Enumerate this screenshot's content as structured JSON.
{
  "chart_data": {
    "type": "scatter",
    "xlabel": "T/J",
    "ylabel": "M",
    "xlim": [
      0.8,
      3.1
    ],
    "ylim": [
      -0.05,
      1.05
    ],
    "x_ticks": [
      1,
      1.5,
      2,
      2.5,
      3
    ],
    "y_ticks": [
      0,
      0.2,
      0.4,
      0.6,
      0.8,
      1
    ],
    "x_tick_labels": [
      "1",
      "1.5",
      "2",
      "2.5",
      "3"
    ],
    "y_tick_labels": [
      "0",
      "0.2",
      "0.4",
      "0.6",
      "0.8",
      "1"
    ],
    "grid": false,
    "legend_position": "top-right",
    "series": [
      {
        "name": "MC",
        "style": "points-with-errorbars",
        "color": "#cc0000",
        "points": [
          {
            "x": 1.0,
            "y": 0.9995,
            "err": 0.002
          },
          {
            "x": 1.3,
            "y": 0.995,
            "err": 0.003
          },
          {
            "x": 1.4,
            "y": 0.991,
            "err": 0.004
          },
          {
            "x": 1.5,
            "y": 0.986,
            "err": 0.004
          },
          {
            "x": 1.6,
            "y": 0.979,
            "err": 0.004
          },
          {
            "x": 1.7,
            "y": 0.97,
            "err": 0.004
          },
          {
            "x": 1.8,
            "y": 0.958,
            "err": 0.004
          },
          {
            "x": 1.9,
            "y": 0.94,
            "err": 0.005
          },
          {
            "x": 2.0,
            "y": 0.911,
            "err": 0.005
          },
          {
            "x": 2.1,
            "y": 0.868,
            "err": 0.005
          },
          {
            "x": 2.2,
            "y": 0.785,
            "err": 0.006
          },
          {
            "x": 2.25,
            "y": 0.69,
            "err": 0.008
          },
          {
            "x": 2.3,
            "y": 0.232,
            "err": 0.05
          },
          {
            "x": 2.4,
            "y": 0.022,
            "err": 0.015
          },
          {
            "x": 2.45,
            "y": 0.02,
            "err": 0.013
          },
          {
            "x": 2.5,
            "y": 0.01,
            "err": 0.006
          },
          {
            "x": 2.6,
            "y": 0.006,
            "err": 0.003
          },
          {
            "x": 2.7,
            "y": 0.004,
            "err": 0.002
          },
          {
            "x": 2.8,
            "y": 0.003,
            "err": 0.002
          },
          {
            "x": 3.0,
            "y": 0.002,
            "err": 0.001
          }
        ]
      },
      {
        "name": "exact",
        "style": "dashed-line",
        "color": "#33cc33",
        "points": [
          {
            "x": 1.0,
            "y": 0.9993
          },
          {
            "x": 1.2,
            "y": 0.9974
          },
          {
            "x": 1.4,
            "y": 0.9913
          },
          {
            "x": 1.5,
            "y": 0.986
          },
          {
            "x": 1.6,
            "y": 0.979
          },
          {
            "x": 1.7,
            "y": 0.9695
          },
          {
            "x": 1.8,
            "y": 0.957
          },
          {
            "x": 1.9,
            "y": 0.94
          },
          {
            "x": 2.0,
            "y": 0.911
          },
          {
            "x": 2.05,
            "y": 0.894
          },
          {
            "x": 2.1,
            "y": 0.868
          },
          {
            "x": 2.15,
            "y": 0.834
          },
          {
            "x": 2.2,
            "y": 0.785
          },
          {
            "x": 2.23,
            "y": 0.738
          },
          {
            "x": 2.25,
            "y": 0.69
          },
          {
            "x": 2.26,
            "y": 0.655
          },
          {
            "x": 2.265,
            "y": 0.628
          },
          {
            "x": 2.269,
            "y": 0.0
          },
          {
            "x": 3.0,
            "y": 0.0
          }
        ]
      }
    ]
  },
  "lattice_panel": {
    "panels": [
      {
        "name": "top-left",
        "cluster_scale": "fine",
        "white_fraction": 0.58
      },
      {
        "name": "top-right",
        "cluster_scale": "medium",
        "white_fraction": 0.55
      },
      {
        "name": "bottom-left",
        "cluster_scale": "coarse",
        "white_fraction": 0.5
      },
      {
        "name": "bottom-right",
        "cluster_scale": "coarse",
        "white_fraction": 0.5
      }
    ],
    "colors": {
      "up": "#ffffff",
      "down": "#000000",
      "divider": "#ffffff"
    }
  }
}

— GIVEN TASK —
Make an exact copy of every entry.

— SOLUTION TO THE EXERCISE —
Enumerate this screenshot's content as structured JSON.
{
  "chart_data": {
    "type": "scatter",
    "xlabel": "T/J",
    "ylabel": "M",
    "xlim": [
      0.8,
      3.1
    ],
    "ylim": [
      -0.05,
      1.05
    ],
    "x_ticks": [
      1,
      1.5,
      2,
      2.5,
      3
    ],
    "y_ticks": [
      0,
      0.2,
      0.4,
      0.6,
      0.8,
      1
    ],
    "x_tick_labels": [
      "1",
      "1.5",
      "2",
      "2.5",
      "3"
    ],
    "y_tick_labels": [
      "0",
      "0.2",
      "0.4",
      "0.6",
      "0.8",
      "1"
    ],
    "grid": false,
    "legend_position": "top-right",
    "series": [
      {
        "name": "MC",
        "style": "points-with-errorbars",
        "color": "#cc0000",
        "points": [
          {
            "x": 1.0,
            "y": 0.9995,
            "err": 0.002
          },
          {
            "x": 1.3,
            "y": 0.995,
            "err": 0.003
          },
          {
            "x": 1.4,
            "y": 0.991,
            "err": 0.004
          },
          {
            "x": 1.5,
            "y": 0.986,
            "err": 0.004
          },
          {
            "x": 1.6,
            "y": 0.979,
            "err": 0.004
          },
          {
            "x": 1.7,
            "y": 0.97,
            "err": 0.004
          },
          {
            "x": 1.8,
            "y": 0.958,
            "err": 0.004
          },
          {
            "x": 1.9,
            "y": 0.94,
            "err": 0.005
          },
          {
            "x": 2.0,
            "y": 0.911,
            "err": 0.005
          },
          {
            "x": 2.1,
            "y": 0.868,
            "err": 0.005
          },
          {
            "x": 2.2,
            "y": 0.785,
            "err": 0.006
          },
          {
            "x": 2.25,
            "y": 0.69,
            "err": 0.008
          },
          {
            "x": 2.3,
            "y": 0.232,
            "err": 0.05
          },
          {
            "x": 2.4,
            "y": 0.022,
            "err": 0.015
          },
          {
            "x": 2.45,
            "y": 0.02,
            "err": 0.013
          },
          {
            "x": 2.5,
            "y": 0.01,
            "err": 0.006
          },
          {
            "x": 2.6,
            "y": 0.006,
            "err": 0.003
          },
          {
            "x": 2.7,
            "y": 0.004,
            "err": 0.002
          },
          {
            "x": 2.8,
            "y": 0.003,
            "err": 0.002
          },
          {
            "x": 3.0,
            "y": 0.002,
            "err": 0.001
          }
        ]
      },
      {
        "name": "exact",
        "style": "dashed-line",
        "color": "#33cc33",
        "points": [
          {
            "x": 1.0,
            "y": 0.9993
          },
          {
            "x": 1.2,
            "y": 0.9974
          },
          {
            "x": 1.4,
            "y": 0.9913
          },
          {
            "x": 1.5,
            "y": 0.986
          },
          {
            "x": 1.6,
            "y": 0.979
          },
          {
            "x": 1.7,
            "y": 0.9695
          },
          {
            "x": 1.8,
            "y": 0.957
          },
          {
            "x": 1.9,
            "y": 0.94
          },
          {
            "x": 2.0,
            "y": 0.911
          },
          {
            "x": 2.05,
            "y": 0.894
          },
          {
            "x": 2.1,
            "y": 0.868
          },
          {
            "x": 2.15,
            "y": 0.834
          },
          {
            "x": 2.2,
            "y": 0.785
          },
          {
            "x": 2.23,
            "y": 0.738
          },
          {
            "x": 2.25,
            "y": 0.69
          },
          {
            "x": 2.26,
            "y": 0.655
          },
          {
            "x": 2.265,
            "y": 0.628
          },
          {
            "x": 2.269,
            "y": 0.0
          },
          {
            "x": 3.0,
            "y": 0.0
          }
        ]
      }
    ]
  },
  "lattice_panel": {
    "panels": [
      {
        "name": "top-left",
        "cluster_scale": "fine",
        "white_fraction": 0.58
      },
      {
        "name": "top-right",
        "cluster_scale": "medium",
        "white_fraction": 0.55
      },
      {
        "name": "bottom-left",
        "cluster_scale": "coarse",
        "white_fraction": 0.5
      },
      {
        "name": "bottom-right",
        "cluster_scale": "coarse",
        "white_fraction": 0.5
      }
    ],
    "colors": {
      "up": "#ffffff",
      "down": "#000000",
      "divider": "#ffffff"
    }
  }
}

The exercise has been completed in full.